_Task material_
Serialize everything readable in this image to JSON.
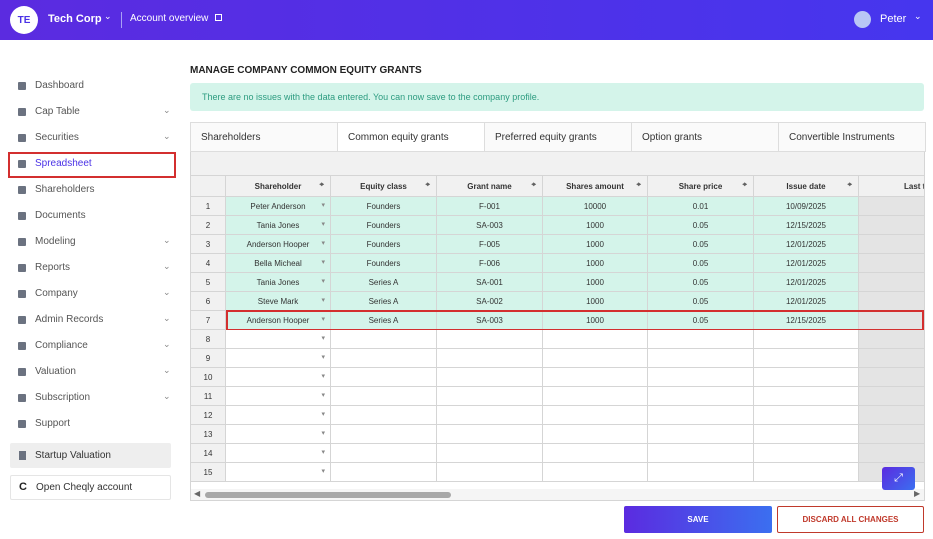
{
  "header": {
    "initials": "TE",
    "company": "Tech Corp",
    "link": "Account overview",
    "user": "Peter"
  },
  "sidebar": {
    "items": [
      {
        "label": "Dashboard",
        "expandable": false
      },
      {
        "label": "Cap Table",
        "expandable": true
      },
      {
        "label": "Securities",
        "expandable": true
      },
      {
        "label": "Spreadsheet",
        "expandable": false,
        "active": true
      },
      {
        "label": "Shareholders",
        "expandable": false
      },
      {
        "label": "Documents",
        "expandable": false
      },
      {
        "label": "Modeling",
        "expandable": true
      },
      {
        "label": "Reports",
        "expandable": true
      },
      {
        "label": "Company",
        "expandable": true
      },
      {
        "label": "Admin Records",
        "expandable": true
      },
      {
        "label": "Compliance",
        "expandable": true
      },
      {
        "label": "Valuation",
        "expandable": true
      },
      {
        "label": "Subscription",
        "expandable": true
      },
      {
        "label": "Support",
        "expandable": false
      }
    ],
    "startup_valuation": "Startup Valuation",
    "open_account": "Open Cheqly account"
  },
  "page": {
    "title": "MANAGE COMPANY COMMON EQUITY GRANTS",
    "notice": "There are no issues with the data entered. You can now save to the company profile.",
    "tabs": [
      "Shareholders",
      "Common equity grants",
      "Preferred equity grants",
      "Option grants",
      "Convertible Instruments"
    ],
    "active_tab": 1
  },
  "table": {
    "columns": [
      "Shareholder",
      "Equity class",
      "Grant name",
      "Shares amount",
      "Share price",
      "Issue date",
      "Last t"
    ],
    "row_numbers": [
      1,
      2,
      3,
      4,
      5,
      6,
      7,
      8,
      9,
      10,
      11,
      12,
      13,
      14,
      15
    ],
    "rows": [
      [
        "Peter Anderson",
        "Founders",
        "F-001",
        10000,
        0.01,
        "10/09/2025"
      ],
      [
        "Tania Jones",
        "Founders",
        "SA-003",
        1000,
        0.05,
        "12/15/2025"
      ],
      [
        "Anderson Hooper",
        "Founders",
        "F-005",
        1000,
        0.05,
        "12/01/2025"
      ],
      [
        "Bella Micheal",
        "Founders",
        "F-006",
        1000,
        0.05,
        "12/01/2025"
      ],
      [
        "Tania Jones",
        "Series A",
        "SA-001",
        1000,
        0.05,
        "12/01/2025"
      ],
      [
        "Steve Mark",
        "Series A",
        "SA-002",
        1000,
        0.05,
        "12/01/2025"
      ],
      [
        "Anderson Hooper",
        "Series A",
        "SA-003",
        1000,
        0.05,
        "12/15/2025"
      ]
    ],
    "highlighted_row": 6
  },
  "buttons": {
    "save": "SAVE",
    "discard": "DISCARD ALL CHANGES"
  }
}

_Your instructions_
In the records above, locate each line with the word "Valuation". Copy all such lines.

_Response to the task_
        "label": "Valuation",
    "startup_valuation": "Startup Valuation",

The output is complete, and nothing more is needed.